**Items from a figure collection:**
----
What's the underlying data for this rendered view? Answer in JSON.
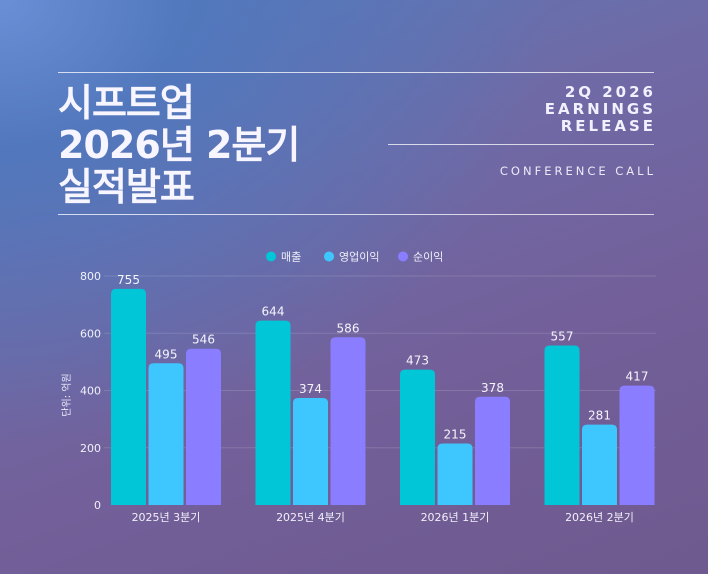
{
  "title": {
    "line1": "시프트업",
    "line2": "2026년 2분기",
    "line3": "실적발표"
  },
  "english": {
    "line1": "2Q 2026",
    "line2": "EARNINGS",
    "line3": "RELEASE",
    "subtitle": "CONFERENCE CALL"
  },
  "colors": {
    "매출": "#00c6d7",
    "영업이익": "#3ec7ff",
    "순이익": "#8a7dff"
  },
  "chart_data": {
    "type": "bar",
    "categories": [
      "2025년 3분기",
      "2025년 4분기",
      "2026년 1분기",
      "2026년 2분기"
    ],
    "series": [
      {
        "name": "매출",
        "values": [
          755,
          644,
          473,
          557
        ]
      },
      {
        "name": "영업이익",
        "values": [
          495,
          374,
          215,
          281
        ]
      },
      {
        "name": "순이익",
        "values": [
          546,
          586,
          378,
          417
        ]
      }
    ],
    "ylabel": "단위: 억원",
    "ylim": [
      0,
      800
    ],
    "yticks": [
      0,
      200,
      400,
      600,
      800
    ],
    "legend_position": "top-center",
    "grid": true
  }
}
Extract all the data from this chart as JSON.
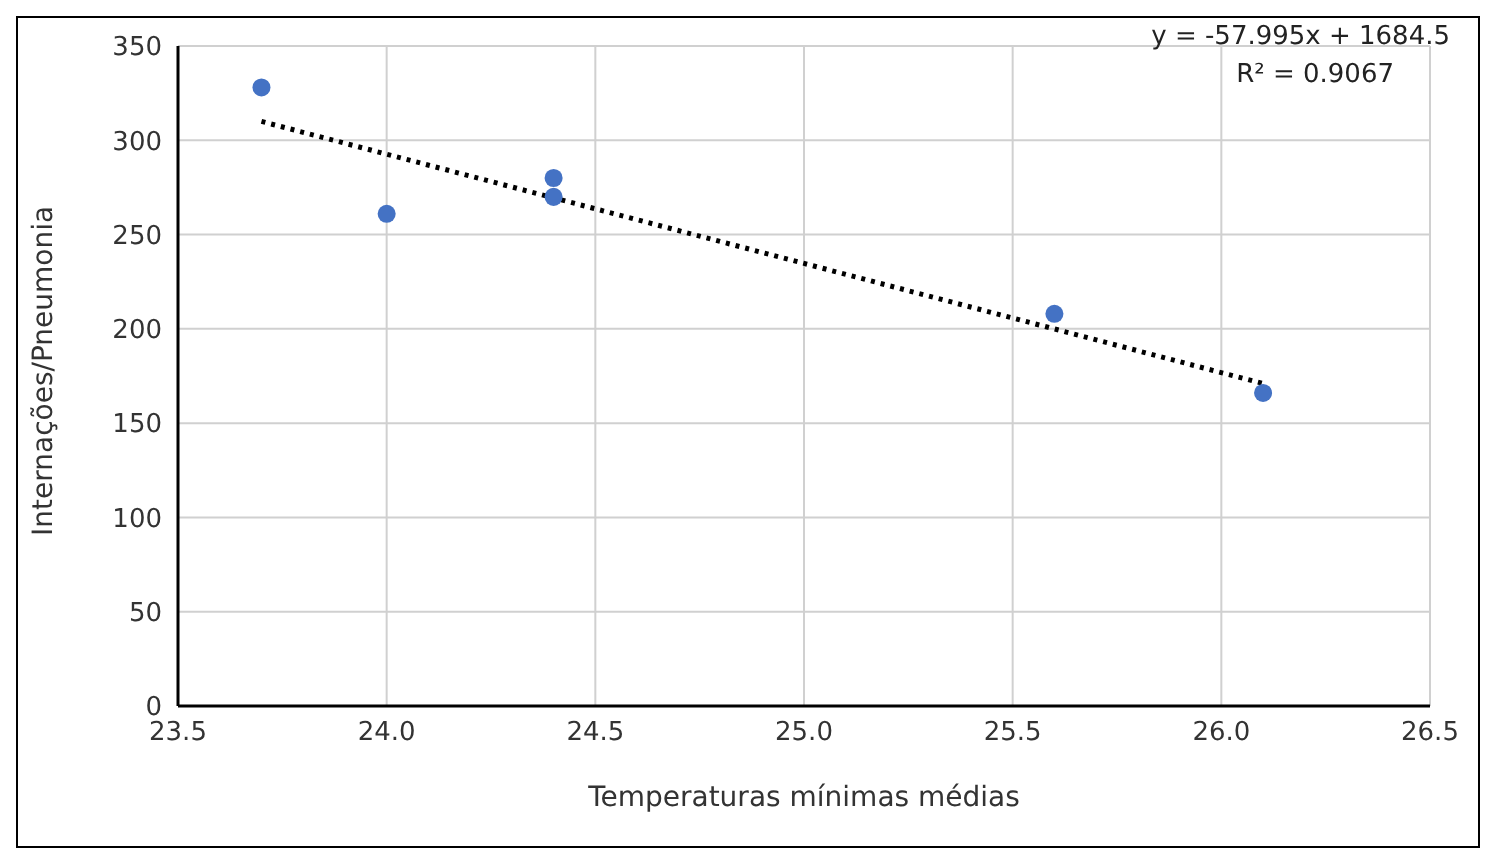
{
  "chart_data": {
    "type": "scatter",
    "xlabel": "Temperaturas mínimas médias",
    "ylabel": "Internações/Pneumonia",
    "series": [
      {
        "color": "#4472c4",
        "x": [
          23.7,
          24.0,
          24.4,
          24.4,
          25.6,
          26.1
        ],
        "values": [
          328,
          261,
          280,
          270,
          208,
          166
        ],
        "marker": "circle"
      },
      {
        "type": "line",
        "color": "#000000",
        "x": [
          23.7,
          26.1
        ],
        "values": [
          310,
          171
        ],
        "line_style": "dotted",
        "marker": "none"
      }
    ],
    "xlim": [
      23.5,
      26.5
    ],
    "xticks": [
      {
        "value": 23.5,
        "label": "23.5"
      },
      {
        "value": 24,
        "label": "24.0"
      },
      {
        "value": 24.5,
        "label": "24.5"
      },
      {
        "value": 25,
        "label": "25.0"
      },
      {
        "value": 25.5,
        "label": "25.5"
      },
      {
        "value": 26,
        "label": "26.0"
      },
      {
        "value": 26.5,
        "label": "26.5"
      }
    ],
    "ylim": [
      0,
      350
    ],
    "yticks": [
      0,
      50,
      100,
      150,
      200,
      250,
      300,
      350
    ],
    "grid": true,
    "annotations": [
      "y = -57.995x + 1684.5",
      "R² = 0.9067"
    ]
  }
}
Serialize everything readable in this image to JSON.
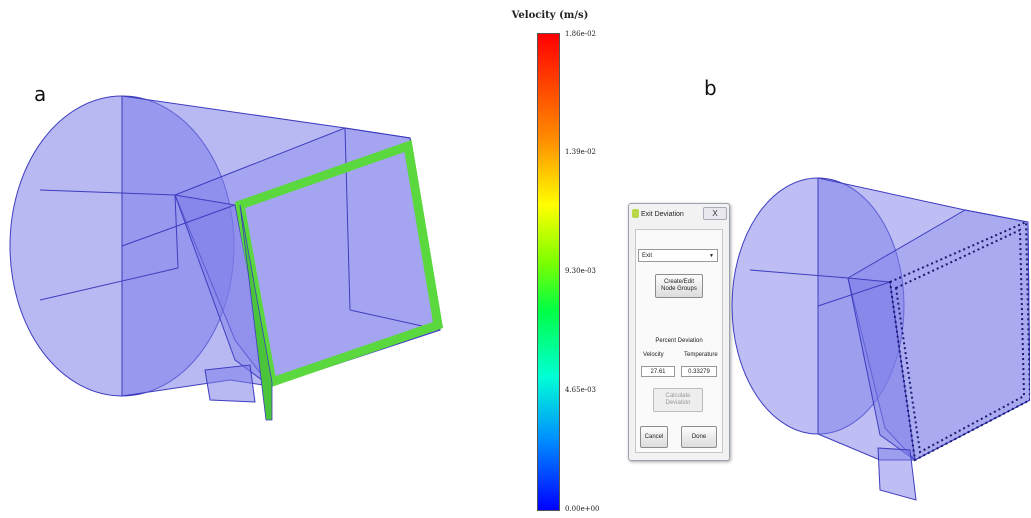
{
  "panels": {
    "a": "a",
    "b": "b"
  },
  "colorbar": {
    "title": "Velocity (m/s)",
    "ticks": [
      "1.86e-02",
      "1.39e-02",
      "9.30e-03",
      "4.65e-03",
      "0.00e+00"
    ]
  },
  "dialog": {
    "title": "Exit Deviation",
    "close_label": "X",
    "select_value": "Exit",
    "create_button": "Create/Edit Node Groups",
    "section_label": "Percent Deviation",
    "col_velocity": "Velocity",
    "col_temperature": "Temperature",
    "velocity_value": "27.61",
    "temperature_value": "0.33279",
    "calculate_button": "Calculate Deviation",
    "cancel_button": "Cancel",
    "done_button": "Done"
  },
  "colors": {
    "duct_fill": "#7d7dea",
    "duct_edge": "#3d3dbf",
    "frame_green": "#5ad83e"
  }
}
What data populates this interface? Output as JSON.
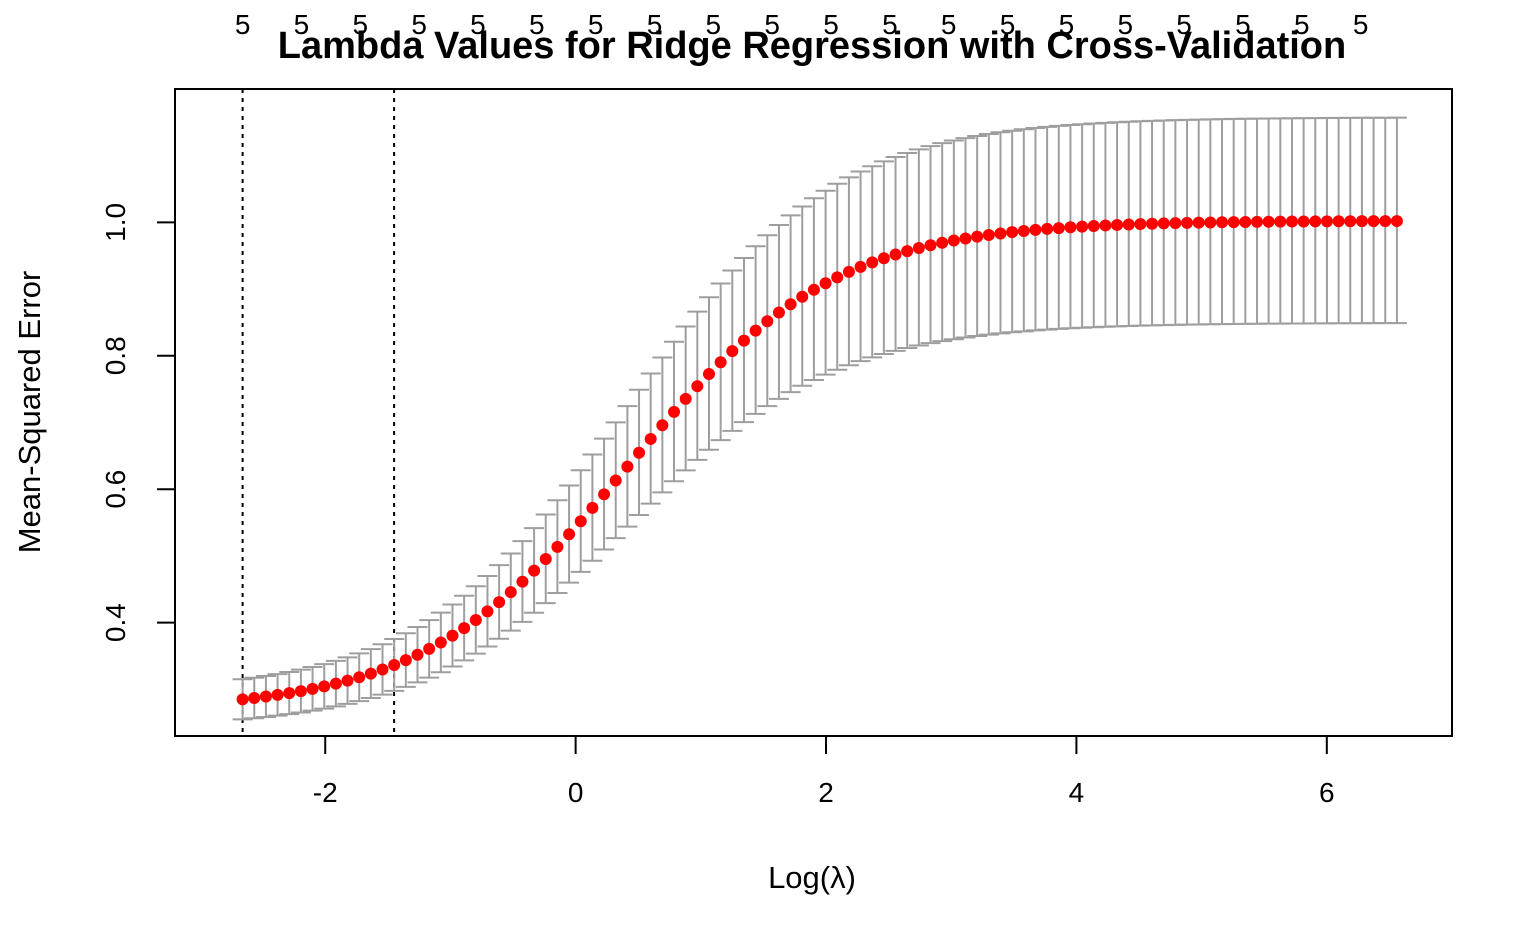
{
  "chart_data": {
    "type": "scatter",
    "title": "Lambda Values for Ridge Regression with Cross-Validation",
    "xlabel": "Log(λ)",
    "ylabel": "Mean-Squared Error",
    "xlim": [
      -3.2,
      7.0
    ],
    "ylim": [
      0.23,
      1.2
    ],
    "x_ticks": [
      -2,
      0,
      2,
      4,
      6
    ],
    "x_tick_labels": [
      "-2",
      "0",
      "2",
      "4",
      "6"
    ],
    "y_ticks": [
      0.4,
      0.6,
      0.8,
      1.0
    ],
    "y_tick_labels": [
      "0.4",
      "0.6",
      "0.8",
      "1.0"
    ],
    "top_axis_labels": [
      "5",
      "5",
      "5",
      "5",
      "5",
      "5",
      "5",
      "5",
      "5",
      "5",
      "5",
      "5",
      "5",
      "5",
      "5",
      "5",
      "5",
      "5",
      "5",
      "5"
    ],
    "top_axis_x": [
      -2.66,
      -2.19,
      -1.72,
      -1.25,
      -0.78,
      -0.31,
      0.16,
      0.63,
      1.1,
      1.57,
      2.04,
      2.51,
      2.98,
      3.45,
      3.92,
      4.39,
      4.86,
      5.33,
      5.8,
      6.27
    ],
    "vertical_lines_x": [
      -2.66,
      -1.45
    ],
    "grid": false,
    "series": [
      {
        "x_range": [
          -2.66,
          6.56
        ],
        "n_points": 100,
        "mean_min": 0.285,
        "mean_max": 1.002,
        "mean_center": 0.42,
        "mean_scale": 0.82,
        "upper_at_min": 0.315,
        "upper_at_max": 1.157,
        "lower_at_min": 0.255,
        "lower_at_max": 0.849,
        "point_color": "#ff0000",
        "errorbar_color": "#9e9e9e"
      }
    ]
  }
}
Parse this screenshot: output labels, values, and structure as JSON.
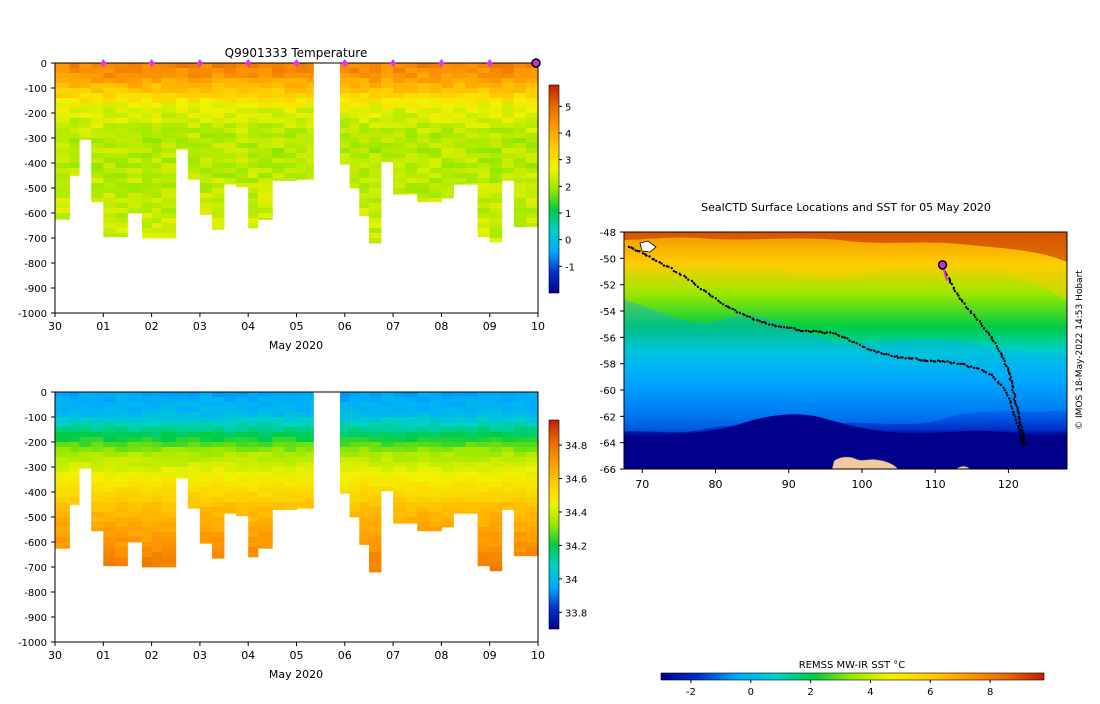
----
**What is being asked:**
Take the listing above and restate it word for word, without its pictures.

**Solution:**
What's the underlying data for this rendered view? Answer in JSON.
{
  "title": {
    "line1": "시프트업",
    "line2": "2026년 2분기",
    "line3": "실적발표"
  },
  "english": {
    "line1": "2Q 2026",
    "line2": "EARNINGS",
    "line3": "RELEASE",
    "subtitle": "CONFERENCE CALL"
  },
  "colors": {
    "매출": "#00c6d7",
    "영업이익": "#3ec7ff",
    "순이익": "#8a7dff"
  },
  "chart_data": {
    "type": "bar",
    "categories": [
      "2025년 3분기",
      "2025년 4분기",
      "2026년 1분기",
      "2026년 2분기"
    ],
    "series": [
      {
        "name": "매출",
        "values": [
          755,
          644,
          473,
          557
        ]
      },
      {
        "name": "영업이익",
        "values": [
          495,
          374,
          215,
          281
        ]
      },
      {
        "name": "순이익",
        "values": [
          546,
          586,
          378,
          417
        ]
      }
    ],
    "ylabel": "단위: 억원",
    "ylim": [
      0,
      800
    ],
    "yticks": [
      0,
      200,
      400,
      600,
      800
    ],
    "legend_position": "top-center",
    "grid": true
  }
}
Extract all the data from this chart as JSON.
{
  "chart_data": {
    "type": "scatter",
    "xlabel": "Temperaturas mínimas médias",
    "ylabel": "Internações/Pneumonia",
    "series": [
      {
        "color": "#4472c4",
        "x": [
          23.7,
          24.0,
          24.4,
          24.4,
          25.6,
          26.1
        ],
        "values": [
          328,
          261,
          280,
          270,
          208,
          166
        ],
        "marker": "circle"
      },
      {
        "type": "line",
        "color": "#000000",
        "x": [
          23.7,
          26.1
        ],
        "values": [
          310,
          171
        ],
        "line_style": "dotted",
        "marker": "none"
      }
    ],
    "xlim": [
      23.5,
      26.5
    ],
    "xticks": [
      {
        "value": 23.5,
        "label": "23.5"
      },
      {
        "value": 24,
        "label": "24.0"
      },
      {
        "value": 24.5,
        "label": "24.5"
      },
      {
        "value": 25,
        "label": "25.0"
      },
      {
        "value": 25.5,
        "label": "25.5"
      },
      {
        "value": 26,
        "label": "26.0"
      },
      {
        "value": 26.5,
        "label": "26.5"
      }
    ],
    "ylim": [
      0,
      350
    ],
    "yticks": [
      0,
      50,
      100,
      150,
      200,
      250,
      300,
      350
    ],
    "grid": true,
    "annotations": [
      "y = -57.995x + 1684.5",
      "R² = 0.9067"
    ]
  }
}
Serialize everything readable in this image to JSON.
{
  "panels": {
    "a": "a",
    "b": "b"
  },
  "colorbar": {
    "title": "Velocity (m/s)",
    "ticks": [
      "1.86e-02",
      "1.39e-02",
      "9.30e-03",
      "4.65e-03",
      "0.00e+00"
    ]
  },
  "dialog": {
    "title": "Exit Deviation",
    "close_label": "X",
    "select_value": "Exit",
    "create_button": "Create/Edit Node Groups",
    "section_label": "Percent Deviation",
    "col_velocity": "Velocity",
    "col_temperature": "Temperature",
    "velocity_value": "27.61",
    "temperature_value": "0.33279",
    "calculate_button": "Calculate Deviation",
    "cancel_button": "Cancel",
    "done_button": "Done"
  },
  "colors": {
    "duct_fill": "#7d7dea",
    "duct_edge": "#3d3dbf",
    "frame_green": "#5ad83e"
  }
}
What data populates this interface? Output as JSON.
{
  "chart_data": {
    "type": "scatter",
    "title": "Lambda Values for Ridge Regression with Cross-Validation",
    "xlabel": "Log(λ)",
    "ylabel": "Mean-Squared Error",
    "xlim": [
      -3.2,
      7.0
    ],
    "ylim": [
      0.23,
      1.2
    ],
    "x_ticks": [
      -2,
      0,
      2,
      4,
      6
    ],
    "x_tick_labels": [
      "-2",
      "0",
      "2",
      "4",
      "6"
    ],
    "y_ticks": [
      0.4,
      0.6,
      0.8,
      1.0
    ],
    "y_tick_labels": [
      "0.4",
      "0.6",
      "0.8",
      "1.0"
    ],
    "top_axis_labels": [
      "5",
      "5",
      "5",
      "5",
      "5",
      "5",
      "5",
      "5",
      "5",
      "5",
      "5",
      "5",
      "5",
      "5",
      "5",
      "5",
      "5",
      "5",
      "5",
      "5"
    ],
    "top_axis_x": [
      -2.66,
      -2.19,
      -1.72,
      -1.25,
      -0.78,
      -0.31,
      0.16,
      0.63,
      1.1,
      1.57,
      2.04,
      2.51,
      2.98,
      3.45,
      3.92,
      4.39,
      4.86,
      5.33,
      5.8,
      6.27
    ],
    "vertical_lines_x": [
      -2.66,
      -1.45
    ],
    "grid": false,
    "series": [
      {
        "x_range": [
          -2.66,
          6.56
        ],
        "n_points": 100,
        "mean_min": 0.285,
        "mean_max": 1.002,
        "mean_center": 0.42,
        "mean_scale": 0.82,
        "upper_at_min": 0.315,
        "upper_at_max": 1.157,
        "lower_at_min": 0.255,
        "lower_at_max": 0.849,
        "point_color": "#ff0000",
        "errorbar_color": "#9e9e9e"
      }
    ]
  }
}
Parse this screenshot: output labels, values, and structure as JSON.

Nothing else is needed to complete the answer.